_DIRECTIVES_
1: In the Davis estate report, whose judgment did the Court of Appeal for Ontario affirm?
2: Carry the Davis estate report forward from its final sentence.

>> START PASSAGE GIVEN

Supreme Court of Canada
Rogers v. Davies et al., [1932] S.C.R. 407
Date: 1932-02-24
In the Matter of
the Estate of Franklin David Davis, Deceased
Mary Jane Rogers (A
Defendant) Appellant;
and
Helen Elizabeth
Davis (Plaintiff) and Others (Defendants) Respondents.
1932: February 24.
Present: Duff, Rinfret, Lamont, Smith and
Cannon JJ.
ON APPEAL FROM THE COURT OF APPEAL FOR
ONTARIO.
Appeal—Will—Testamentary capacity—Concurrent
findings of two courts below on questions of fact.
The appeal was from the judgment of the Court
of Appeal for Ontario, affirming judgment of Rose, C.J.H.C., declaring that
certain purported testamentary dispositions constituted deceased’s will.
Appellant contended that no part of the last of the documents in question
should be held to form part of the will, as it was not shewn that deceased, at
the time of the making and execution of it, was of sufficient mental capacity
or of a disposing mind, or understood or appreciated the document, or that it
was the expression of his desires.
Held, that, as
there was nothing to indicate that the trial judge misdirected himself, or that
either he or the Court of Appeal failed to appreciate the facts, and as, in the
courts below, there was nothing that could be described as a miscarriage of
justice or a violation of any principles of law or procedure, this court should
refuse to examine the evidence in order to interfere with the concurrent
findings of the two courts below on what was a pure question of fact. (Robins
v. National Trust Co., [1927] A.C. 515, at 517-518).
The principle laid down in Perera v. Perera,
[1901] A.C. 354, at 361, as to extent of capacity required on executing a
will prepared in accordance with instructions previously given, held
applicable.
[Page 408]
APPEAL from the judgment of the Court of
Appeal for Ontario, affirming the judgment of Rose, C.J.H.C., declaring that
certain documents dated respectively November 16, 1926, January 20, 1930, and
October 4, 1930, and purporting to be the last wills and testaments of Franklin
David Davis, deceased, and a codicil to the first of such wills, except
paragraphs 1 and 2 of the will dated October 4, 1930, constitute together the
last will and testament of said deceased, and ordering that the proper court in
that behalf do admit to probate the last will and testament of said deceased,
so constituted.
The appellant contended that no part of the
document dated October 4, 1930, should be held to form a part of deceased’s
last will and testament, on the ground that the evidence did not shew that deceased,
at the time of the making and execution of said document, was of sufficient
mental capacity or of a disposing mind or understood or appreciated the
document, or that it was the expression of his own desires.

>> END PASSAGE GIVEN
>> START DATASET SECTION

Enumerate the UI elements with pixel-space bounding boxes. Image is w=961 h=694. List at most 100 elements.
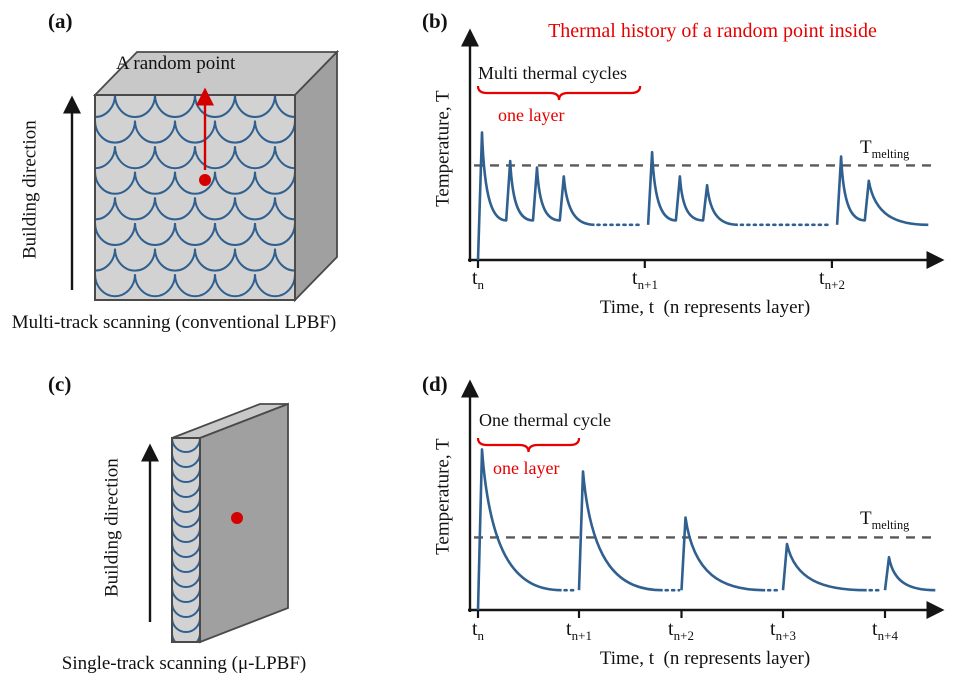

>> END DATASET SECTION

_ANSWERS TO THE EXERCISES_
1: The Court of Appeal affirmed the judgment of Rose, C.J.H.C.

2:
J.H. Rodd K.C. and Roy Rodd for the appellant.
Gideon Grant K.C. and A.H. Foster for the
respondent Helen Elizabeth Davis.
Gideon Grant K.C. and E.W. Haines for the
respondent Annie M. Davis.
J.B. Aylesworth for respondents Ada A.
Guppy and others.
J.M. Baird for the Official Guardian,
representing certain infant respondents.
On the conclusion of the argument of counsel for
the appellant, the Court retired to consider the case, and, on returning to the
Bench, without calling on counsel for respondents, delivered judgment
dismissing the appeal, costs to be payable out of the Estate.
DUFF J.—We are satisfied, Mr. Grant, that
it is unnecessary to call upon you.
The principle of procedure by which we are
governed is laid down by Lord Dunedin in the case of Robins v. National
Trust Company, and I
quote a few sentences from his judgment:
[Page 409]
This raises in a quite distinct way the
question of whether their Lordships will examine the evidence in order to
interfere with the concurrent findings of two Courts on a pure question of
fact. Whether a man at the time of making his will had testamentary capacity,
whether a will was the result of his own wish and act or was procured from him
by means of fraud or circumvention or undue influence, are pure questions of
fact. The rule as to concurrent findings is not a rule based on any statutory
provision.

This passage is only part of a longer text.